* WORK INSTRUCTIONS *
Copy all of the material exactly. Pictures are not to appear in the copy.
------ GIVEN INFORMATION
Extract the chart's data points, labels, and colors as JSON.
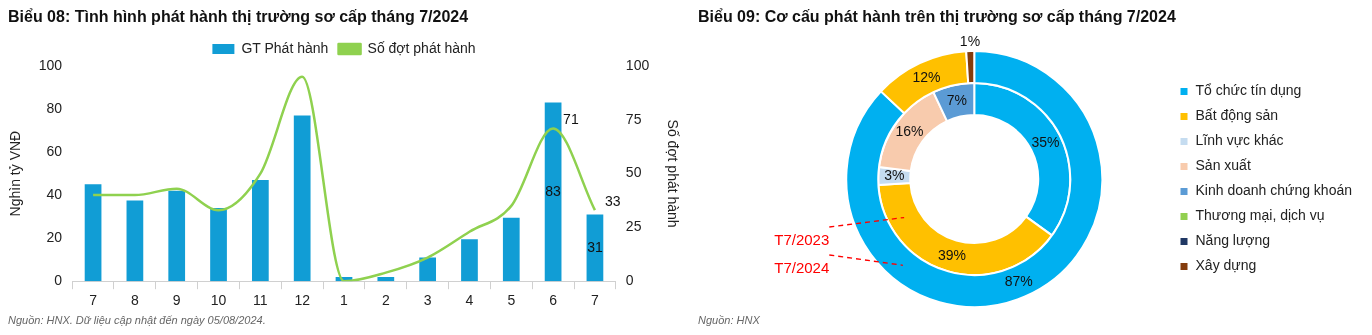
{
  "chart_data": [
    {
      "type": "bar",
      "title": "Biểu 08: Tình hình phát hành thị trường sơ cấp tháng 7/2024",
      "ylabel": "Nghìn tỷ VNĐ",
      "y2label": "Số đợt phát hành",
      "categories": [
        "7",
        "8",
        "9",
        "10",
        "11",
        "12",
        "1",
        "2",
        "3",
        "4",
        "5",
        "6",
        "7"
      ],
      "series": [
        {
          "name": "GT Phát hành",
          "type": "bar",
          "color": "#119dd5",
          "values": [
            45,
            37.5,
            42,
            34,
            47,
            77,
            2,
            2,
            11,
            19.5,
            29.5,
            83,
            31
          ],
          "value_labels": [
            null,
            null,
            null,
            null,
            null,
            null,
            null,
            null,
            null,
            null,
            null,
            "83",
            "31"
          ]
        },
        {
          "name": "Số đợt phát hành",
          "type": "line",
          "axis": "y2",
          "color": "#8fd14f",
          "values": [
            40,
            40,
            43,
            33,
            50,
            95,
            0,
            4,
            11,
            23,
            35,
            71,
            33
          ],
          "value_labels": [
            null,
            null,
            null,
            null,
            null,
            null,
            null,
            null,
            null,
            null,
            null,
            "71",
            "33"
          ]
        }
      ],
      "ylim": [
        0,
        100
      ],
      "yticks": [
        0,
        20,
        40,
        60,
        80,
        100
      ],
      "y2lim": [
        0,
        100
      ],
      "y2ticks": [
        0,
        25,
        50,
        75,
        100
      ],
      "grid": false,
      "legend": "top",
      "marker": "none",
      "annotations": [
        "Nguồn: HNX. Dữ liệu cập nhật đến ngày 05/08/2024."
      ]
    },
    {
      "type": "donut",
      "title": "Biểu 09: Cơ cấu phát hành trên thị trường sơ cấp tháng 7/2024",
      "categories": [
        "Tổ chức tín dụng",
        "Bất động sản",
        "Lĩnh vực khác",
        "Sản xuất",
        "Kinh doanh chứng khoán",
        "Thương mại, dịch vụ",
        "Năng lượng",
        "Xây dựng"
      ],
      "colors": [
        "#00b0f0",
        "#ffc000",
        "#c5dcf0",
        "#f8cbad",
        "#5b9bd5",
        "#92d050",
        "#203864",
        "#843c0c"
      ],
      "series": [
        {
          "name": "T7/2024",
          "values": [
            87,
            12,
            0,
            0,
            0,
            0,
            0,
            1
          ],
          "value_labels": [
            "87%",
            "12%",
            null,
            null,
            null,
            null,
            null,
            "1%"
          ]
        },
        {
          "name": "T7/2023",
          "values": [
            35,
            39,
            3,
            16,
            7,
            0,
            0,
            0
          ],
          "value_labels": [
            "35%",
            "39%",
            "3%",
            "16%",
            "7%",
            null,
            null,
            null
          ]
        }
      ],
      "legend": "right",
      "annotations": [
        "Nguồn: HNX"
      ]
    }
  ]
}
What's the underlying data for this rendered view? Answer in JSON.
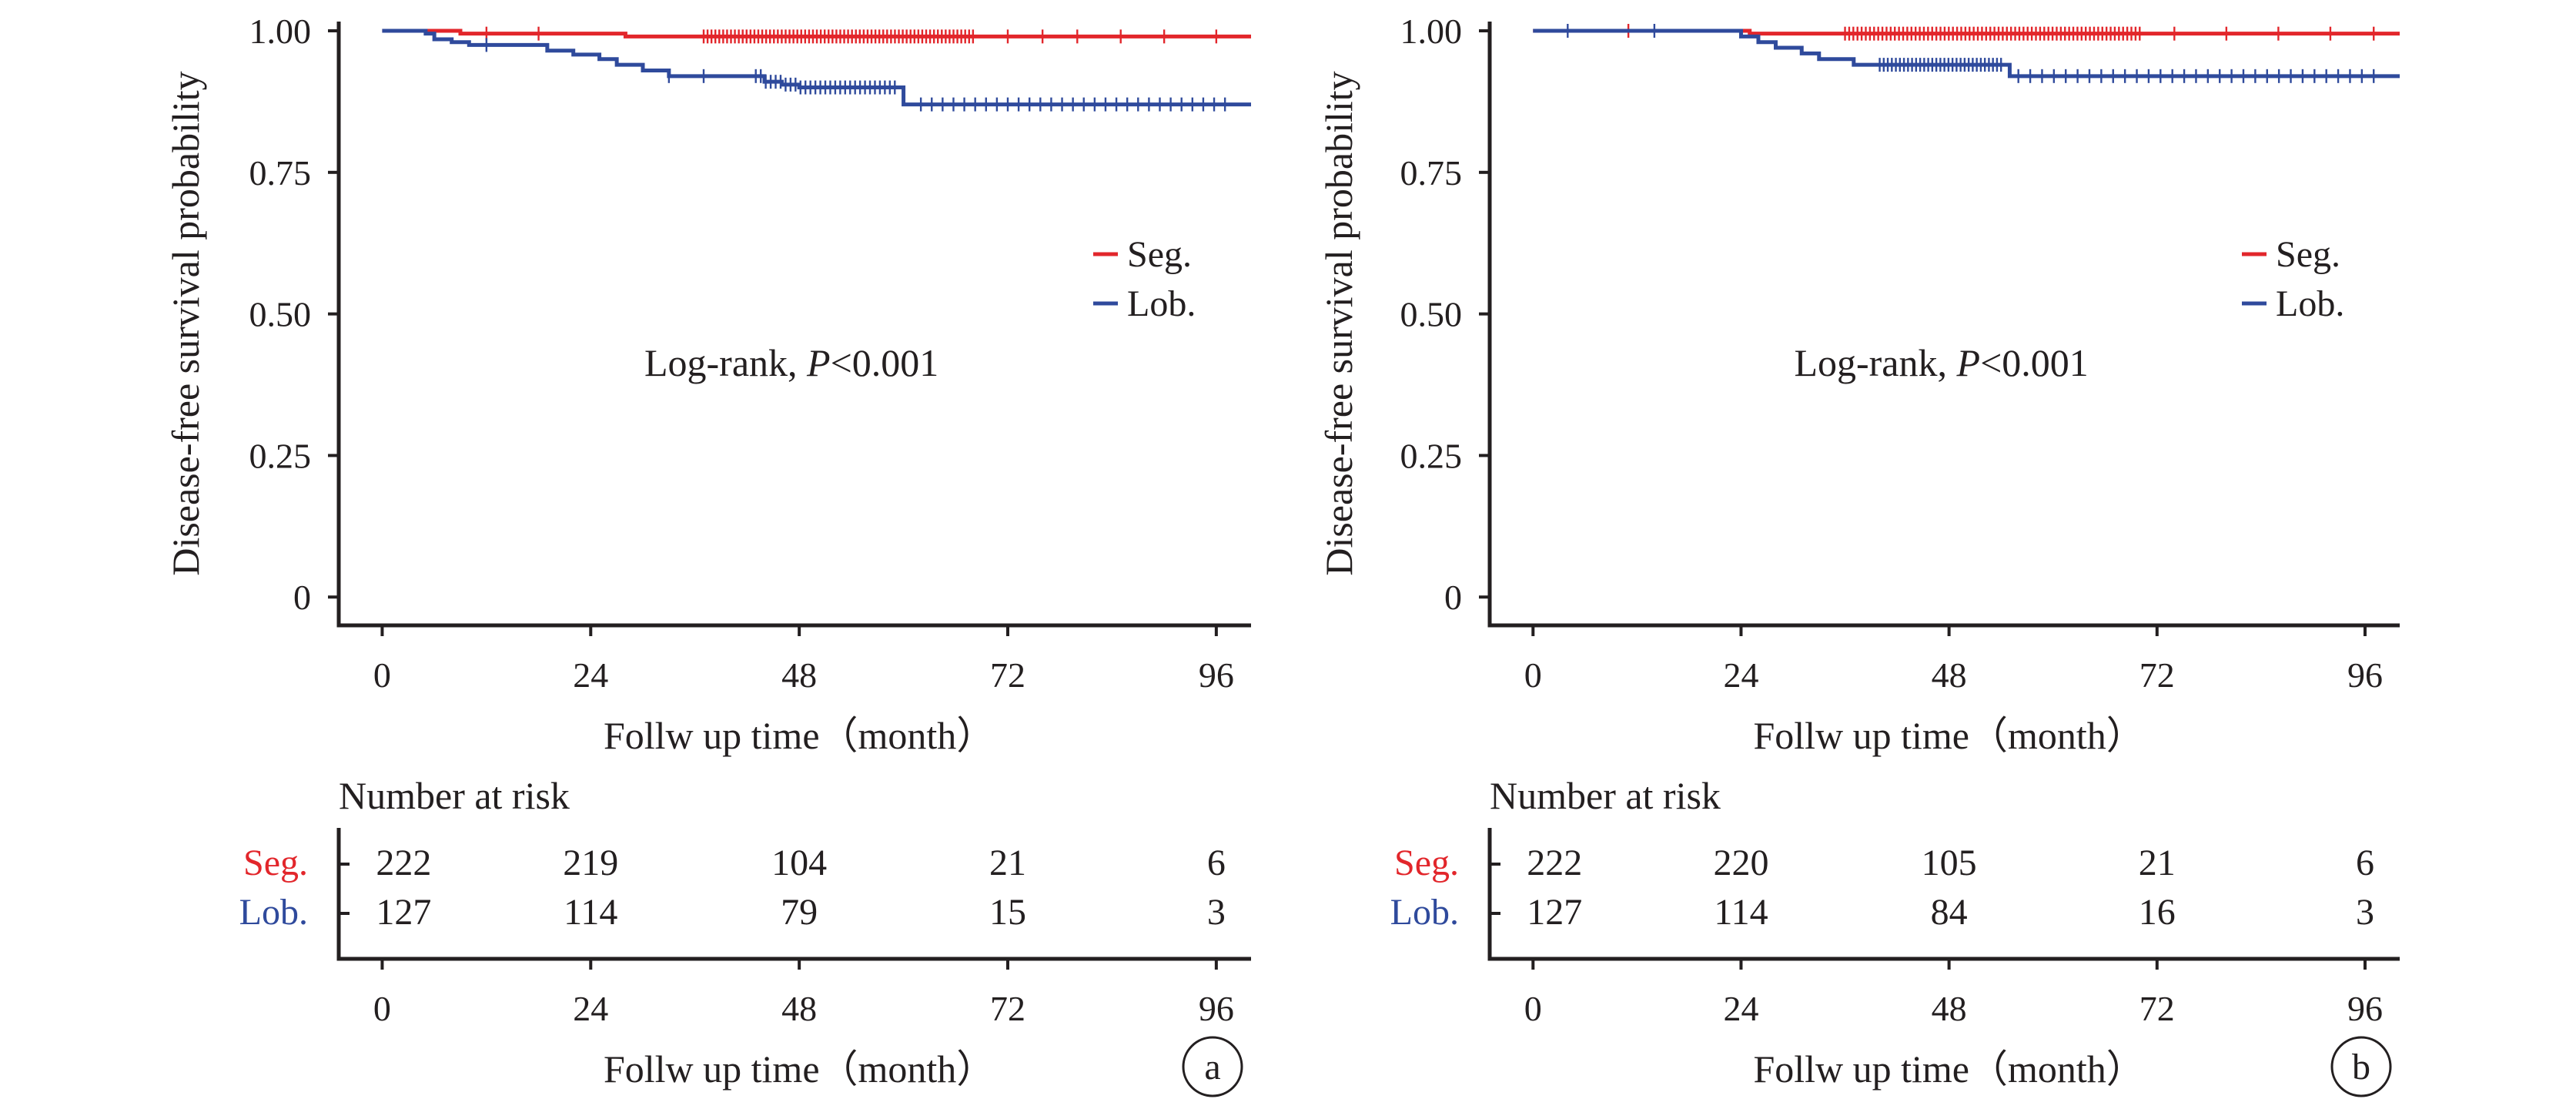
{
  "colors": {
    "seg": "#e2262b",
    "lob": "#2f4a9c",
    "ink": "#231f20"
  },
  "chart_data": [
    {
      "type": "line",
      "panel_label": "a",
      "ylabel": "Disease-free survival probability",
      "xlabel": "Follw up time（month）",
      "xticks": [
        "0",
        "24",
        "48",
        "72",
        "96"
      ],
      "yticks": [
        "0",
        "0.25",
        "0.50",
        "0.75",
        "1.00"
      ],
      "xlim": [
        -5,
        100
      ],
      "ylim": [
        -0.05,
        1.0
      ],
      "annotation": {
        "prefix": "Log-rank, ",
        "italic": "P",
        "suffix": "<0.001"
      },
      "legend": {
        "position": "right",
        "entries": [
          "Seg.",
          "Lob."
        ]
      },
      "series": [
        {
          "name": "Seg.",
          "color": "#e2262b",
          "steps": [
            [
              0,
              1.0
            ],
            [
              9,
              0.995
            ],
            [
              28,
              0.99
            ],
            [
              100,
              0.99
            ]
          ],
          "censored": {
            "ranges": [
              [
                37,
                68
              ]
            ],
            "count": 70,
            "points": [
              12,
              18,
              72,
              76,
              80,
              85,
              90,
              96
            ]
          }
        },
        {
          "name": "Lob.",
          "color": "#2f4a9c",
          "steps": [
            [
              0,
              1.0
            ],
            [
              5,
              0.995
            ],
            [
              6,
              0.985
            ],
            [
              8,
              0.98
            ],
            [
              10,
              0.975
            ],
            [
              19,
              0.965
            ],
            [
              22,
              0.958
            ],
            [
              25,
              0.95
            ],
            [
              27,
              0.94
            ],
            [
              30,
              0.93
            ],
            [
              33,
              0.92
            ],
            [
              44,
              0.91
            ],
            [
              46,
              0.905
            ],
            [
              48,
              0.9
            ],
            [
              60,
              0.87
            ],
            [
              100,
              0.87
            ]
          ],
          "censored": {
            "ranges": [
              [
                43,
                59
              ],
              [
                62,
                97
              ]
            ],
            "count": 58,
            "points": [
              12,
              33,
              37
            ]
          }
        }
      ],
      "risk_table": {
        "title": "Number at risk",
        "rows": [
          {
            "label": "Seg.",
            "values": [
              "222",
              "219",
              "104",
              "21",
              "6"
            ]
          },
          {
            "label": "Lob.",
            "values": [
              "127",
              "114",
              "79",
              "15",
              "3"
            ]
          }
        ],
        "xticks": [
          "0",
          "24",
          "48",
          "72",
          "96"
        ],
        "xlabel": "Follw up time（month）"
      }
    },
    {
      "type": "line",
      "panel_label": "b",
      "ylabel": "Disease-free survival probability",
      "xlabel": "Follw up time（month）",
      "xticks": [
        "0",
        "24",
        "48",
        "72",
        "96"
      ],
      "yticks": [
        "0",
        "0.25",
        "0.50",
        "0.75",
        "1.00"
      ],
      "xlim": [
        -5,
        100
      ],
      "ylim": [
        -0.05,
        1.0
      ],
      "annotation": {
        "prefix": "Log-rank, ",
        "italic": "P",
        "suffix": "<0.001"
      },
      "legend": {
        "position": "right",
        "entries": [
          "Seg.",
          "Lob."
        ]
      },
      "series": [
        {
          "name": "Seg.",
          "color": "#e2262b",
          "steps": [
            [
              0,
              1.0
            ],
            [
              25,
              0.995
            ],
            [
              100,
              0.995
            ]
          ],
          "censored": {
            "ranges": [
              [
                36,
                70
              ]
            ],
            "count": 72,
            "points": [
              11,
              74,
              80,
              86,
              92,
              97
            ]
          }
        },
        {
          "name": "Lob.",
          "color": "#2f4a9c",
          "steps": [
            [
              0,
              1.0
            ],
            [
              24,
              0.99
            ],
            [
              26,
              0.98
            ],
            [
              28,
              0.97
            ],
            [
              31,
              0.96
            ],
            [
              33,
              0.95
            ],
            [
              37,
              0.94
            ],
            [
              55,
              0.92
            ],
            [
              100,
              0.92
            ]
          ],
          "censored": {
            "ranges": [
              [
                40,
                54
              ],
              [
                56,
                97
              ]
            ],
            "count": 62,
            "points": [
              4,
              14
            ]
          }
        }
      ],
      "risk_table": {
        "title": "Number at risk",
        "rows": [
          {
            "label": "Seg.",
            "values": [
              "222",
              "220",
              "105",
              "21",
              "6"
            ]
          },
          {
            "label": "Lob.",
            "values": [
              "127",
              "114",
              "84",
              "16",
              "3"
            ]
          }
        ],
        "xticks": [
          "0",
          "24",
          "48",
          "72",
          "96"
        ],
        "xlabel": "Follw up time（month）"
      }
    }
  ]
}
------------
* COMPLETE OUTPUT *
Extract the chart's data points, labels, and colors as JSON.
{
  "chart_data": [
    {
      "type": "bar",
      "title": "Biểu 08: Tình hình phát hành thị trường sơ cấp tháng 7/2024",
      "ylabel": "Nghìn tỷ VNĐ",
      "y2label": "Số đợt phát hành",
      "categories": [
        "7",
        "8",
        "9",
        "10",
        "11",
        "12",
        "1",
        "2",
        "3",
        "4",
        "5",
        "6",
        "7"
      ],
      "series": [
        {
          "name": "GT Phát hành",
          "type": "bar",
          "color": "#119dd5",
          "values": [
            45,
            37.5,
            42,
            34,
            47,
            77,
            2,
            2,
            11,
            19.5,
            29.5,
            83,
            31
          ],
          "value_labels": [
            null,
            null,
            null,
            null,
            null,
            null,
            null,
            null,
            null,
            null,
            null,
            "83",
            "31"
          ]
        },
        {
          "name": "Số đợt phát hành",
          "type": "line",
          "axis": "y2",
          "color": "#8fd14f",
          "values": [
            40,
            40,
            43,
            33,
            50,
            95,
            0,
            4,
            11,
            23,
            35,
            71,
            33
          ],
          "value_labels": [
            null,
            null,
            null,
            null,
            null,
            null,
            null,
            null,
            null,
            null,
            null,
            "71",
            "33"
          ]
        }
      ],
      "ylim": [
        0,
        100
      ],
      "yticks": [
        0,
        20,
        40,
        60,
        80,
        100
      ],
      "y2lim": [
        0,
        100
      ],
      "y2ticks": [
        0,
        25,
        50,
        75,
        100
      ],
      "grid": false,
      "legend": "top",
      "marker": "none",
      "annotations": [
        "Nguồn: HNX. Dữ liệu cập nhật đến ngày 05/08/2024."
      ]
    },
    {
      "type": "donut",
      "title": "Biểu 09: Cơ cấu phát hành trên thị trường sơ cấp tháng 7/2024",
      "categories": [
        "Tổ chức tín dụng",
        "Bất động sản",
        "Lĩnh vực khác",
        "Sản xuất",
        "Kinh doanh chứng khoán",
        "Thương mại, dịch vụ",
        "Năng lượng",
        "Xây dựng"
      ],
      "colors": [
        "#00b0f0",
        "#ffc000",
        "#c5dcf0",
        "#f8cbad",
        "#5b9bd5",
        "#92d050",
        "#203864",
        "#843c0c"
      ],
      "series": [
        {
          "name": "T7/2024",
          "values": [
            87,
            12,
            0,
            0,
            0,
            0,
            0,
            1
          ],
          "value_labels": [
            "87%",
            "12%",
            null,
            null,
            null,
            null,
            null,
            "1%"
          ]
        },
        {
          "name": "T7/2023",
          "values": [
            35,
            39,
            3,
            16,
            7,
            0,
            0,
            0
          ],
          "value_labels": [
            "35%",
            "39%",
            "3%",
            "16%",
            "7%",
            null,
            null,
            null
          ]
        }
      ],
      "legend": "right",
      "annotations": [
        "Nguồn: HNX"
      ]
    }
  ]
}
What's the underlying data for this rendered view? Answer in JSON.
{
  "colors": {
    "seg": "#e2262b",
    "lob": "#2f4a9c",
    "ink": "#231f20"
  },
  "chart_data": [
    {
      "type": "line",
      "panel_label": "a",
      "ylabel": "Disease-free survival probability",
      "xlabel": "Follw up time（month）",
      "xticks": [
        "0",
        "24",
        "48",
        "72",
        "96"
      ],
      "yticks": [
        "0",
        "0.25",
        "0.50",
        "0.75",
        "1.00"
      ],
      "xlim": [
        -5,
        100
      ],
      "ylim": [
        -0.05,
        1.0
      ],
      "annotation": {
        "prefix": "Log-rank, ",
        "italic": "P",
        "suffix": "<0.001"
      },
      "legend": {
        "position": "right",
        "entries": [
          "Seg.",
          "Lob."
        ]
      },
      "series": [
        {
          "name": "Seg.",
          "color": "#e2262b",
          "steps": [
            [
              0,
              1.0
            ],
            [
              9,
              0.995
            ],
            [
              28,
              0.99
            ],
            [
              100,
              0.99
            ]
          ],
          "censored": {
            "ranges": [
              [
                37,
                68
              ]
            ],
            "count": 70,
            "points": [
              12,
              18,
              72,
              76,
              80,
              85,
              90,
              96
            ]
          }
        },
        {
          "name": "Lob.",
          "color": "#2f4a9c",
          "steps": [
            [
              0,
              1.0
            ],
            [
              5,
              0.995
            ],
            [
              6,
              0.985
            ],
            [
              8,
              0.98
            ],
            [
              10,
              0.975
            ],
            [
              19,
              0.965
            ],
            [
              22,
              0.958
            ],
            [
              25,
              0.95
            ],
            [
              27,
              0.94
            ],
            [
              30,
              0.93
            ],
            [
              33,
              0.92
            ],
            [
              44,
              0.91
            ],
            [
              46,
              0.905
            ],
            [
              48,
              0.9
            ],
            [
              60,
              0.87
            ],
            [
              100,
              0.87
            ]
          ],
          "censored": {
            "ranges": [
              [
                43,
                59
              ],
              [
                62,
                97
              ]
            ],
            "count": 58,
            "points": [
              12,
              33,
              37
            ]
          }
        }
      ],
      "risk_table": {
        "title": "Number at risk",
        "rows": [
          {
            "label": "Seg.",
            "values": [
              "222",
              "219",
              "104",
              "21",
              "6"
            ]
          },
          {
            "label": "Lob.",
            "values": [
              "127",
              "114",
              "79",
              "15",
              "3"
            ]
          }
        ],
        "xticks": [
          "0",
          "24",
          "48",
          "72",
          "96"
        ],
        "xlabel": "Follw up time（month）"
      }
    },
    {
      "type": "line",
      "panel_label": "b",
      "ylabel": "Disease-free survival probability",
      "xlabel": "Follw up time（month）",
      "xticks": [
        "0",
        "24",
        "48",
        "72",
        "96"
      ],
      "yticks": [
        "0",
        "0.25",
        "0.50",
        "0.75",
        "1.00"
      ],
      "xlim": [
        -5,
        100
      ],
      "ylim": [
        -0.05,
        1.0
      ],
      "annotation": {
        "prefix": "Log-rank, ",
        "italic": "P",
        "suffix": "<0.001"
      },
      "legend": {
        "position": "right",
        "entries": [
          "Seg.",
          "Lob."
        ]
      },
      "series": [
        {
          "name": "Seg.",
          "color": "#e2262b",
          "steps": [
            [
              0,
              1.0
            ],
            [
              25,
              0.995
            ],
            [
              100,
              0.995
            ]
          ],
          "censored": {
            "ranges": [
              [
                36,
                70
              ]
            ],
            "count": 72,
            "points": [
              11,
              74,
              80,
              86,
              92,
              97
            ]
          }
        },
        {
          "name": "Lob.",
          "color": "#2f4a9c",
          "steps": [
            [
              0,
              1.0
            ],
            [
              24,
              0.99
            ],
            [
              26,
              0.98
            ],
            [
              28,
              0.97
            ],
            [
              31,
              0.96
            ],
            [
              33,
              0.95
            ],
            [
              37,
              0.94
            ],
            [
              55,
              0.92
            ],
            [
              100,
              0.92
            ]
          ],
          "censored": {
            "ranges": [
              [
                40,
                54
              ],
              [
                56,
                97
              ]
            ],
            "count": 62,
            "points": [
              4,
              14
            ]
          }
        }
      ],
      "risk_table": {
        "title": "Number at risk",
        "rows": [
          {
            "label": "Seg.",
            "values": [
              "222",
              "220",
              "105",
              "21",
              "6"
            ]
          },
          {
            "label": "Lob.",
            "values": [
              "127",
              "114",
              "84",
              "16",
              "3"
            ]
          }
        ],
        "xticks": [
          "0",
          "24",
          "48",
          "72",
          "96"
        ],
        "xlabel": "Follw up time（month）"
      }
    }
  ]
}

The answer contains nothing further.